◆ **Given request**: Print out each record below, unaltered and complete, without its images.

##### Supplied material #####

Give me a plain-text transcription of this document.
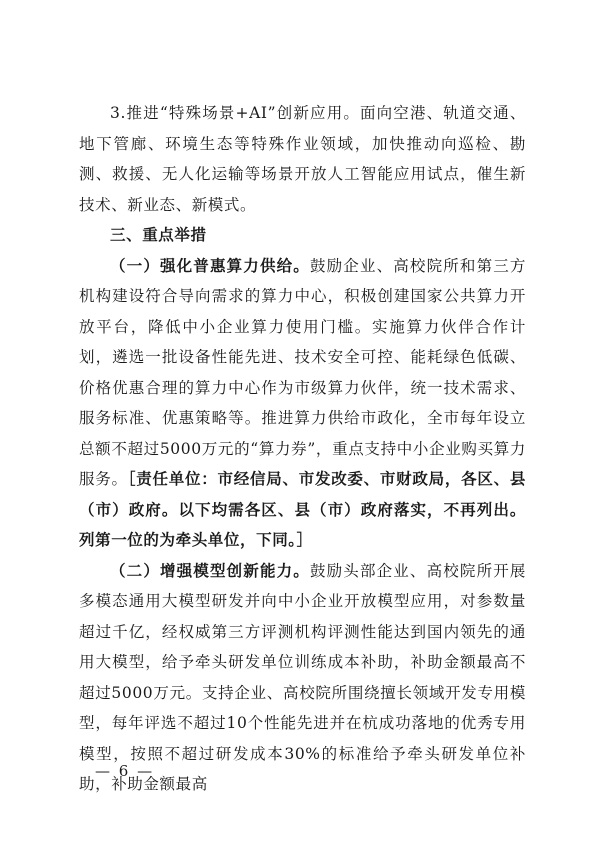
3.推进“特殊场景+AI”创新应用。面向空港、轨道交通、地下管廊、环境生态等特殊作业领域，加快推动向巡检、勘测、救援、无人化运输等场景开放人工智能应用试点，催生新技术、新业态、新模式。

三、重点举措

（一）强化普惠算力供给。鼓励企业、高校院所和第三方机构建设符合导向需求的算力中心，积极创建国家公共算力开放平台，降低中小企业算力使用门槛。实施算力伙伴合作计划，遴选一批设备性能先进、技术安全可控、能耗绿色低碳、价格优惠合理的算力中心作为市级算力伙伴，统一技术需求、服务标准、优惠策略等。推进算力供给市政化，全市每年设立总额不超过5000万元的“算力券”，重点支持中小企业购买算力服务。［责任单位：市经信局、市发改委、市财政局，各区、县（市）政府。以下均需各区、县（市）政府落实，不再列出。列第一位的为牵头单位，下同。］

（二）增强模型创新能力。鼓励头部企业、高校院所开展多模态通用大模型研发并向中小企业开放模型应用，对参数量超过千亿，经权威第三方评测机构评测性能达到国内领先的通用大模型，给予牵头研发单位训练成本补助，补助金额最高不超过5000万元。支持企业、高校院所围绕擅长领域开发专用模型，每年评选不超过10个性能先进并在杭成功落地的优秀专用模型，按照不超过研发成本30%的标准给予牵头研发单位补助，补助金额最高

— 6 —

#####

◆ **Solution for this task**:
Give me a plain-text transcription of this document.
3.推进“特殊场景+AI”创新应用。面向空港、轨道交通、地下管廊、环境生态等特殊作业领域，加快推动向巡检、勘测、救援、无人化运输等场景开放人工智能应用试点，催生新技术、新业态、新模式。

三、重点举措

（一）强化普惠算力供给。鼓励企业、高校院所和第三方机构建设符合导向需求的算力中心，积极创建国家公共算力开放平台，降低中小企业算力使用门槛。实施算力伙伴合作计划，遴选一批设备性能先进、技术安全可控、能耗绿色低碳、价格优惠合理的算力中心作为市级算力伙伴，统一技术需求、服务标准、优惠策略等。推进算力供给市政化，全市每年设立总额不超过5000万元的“算力券”，重点支持中小企业购买算力服务。［责任单位：市经信局、市发改委、市财政局，各区、县（市）政府。以下均需各区、县（市）政府落实，不再列出。列第一位的为牵头单位，下同。］

（二）增强模型创新能力。鼓励头部企业、高校院所开展多模态通用大模型研发并向中小企业开放模型应用，对参数量超过千亿，经权威第三方评测机构评测性能达到国内领先的通用大模型，给予牵头研发单位训练成本补助，补助金额最高不超过5000万元。支持企业、高校院所围绕擅长领域开发专用模型，每年评选不超过10个性能先进并在杭成功落地的优秀专用模型，按照不超过研发成本30%的标准给予牵头研发单位补助，补助金额最高

— 6 —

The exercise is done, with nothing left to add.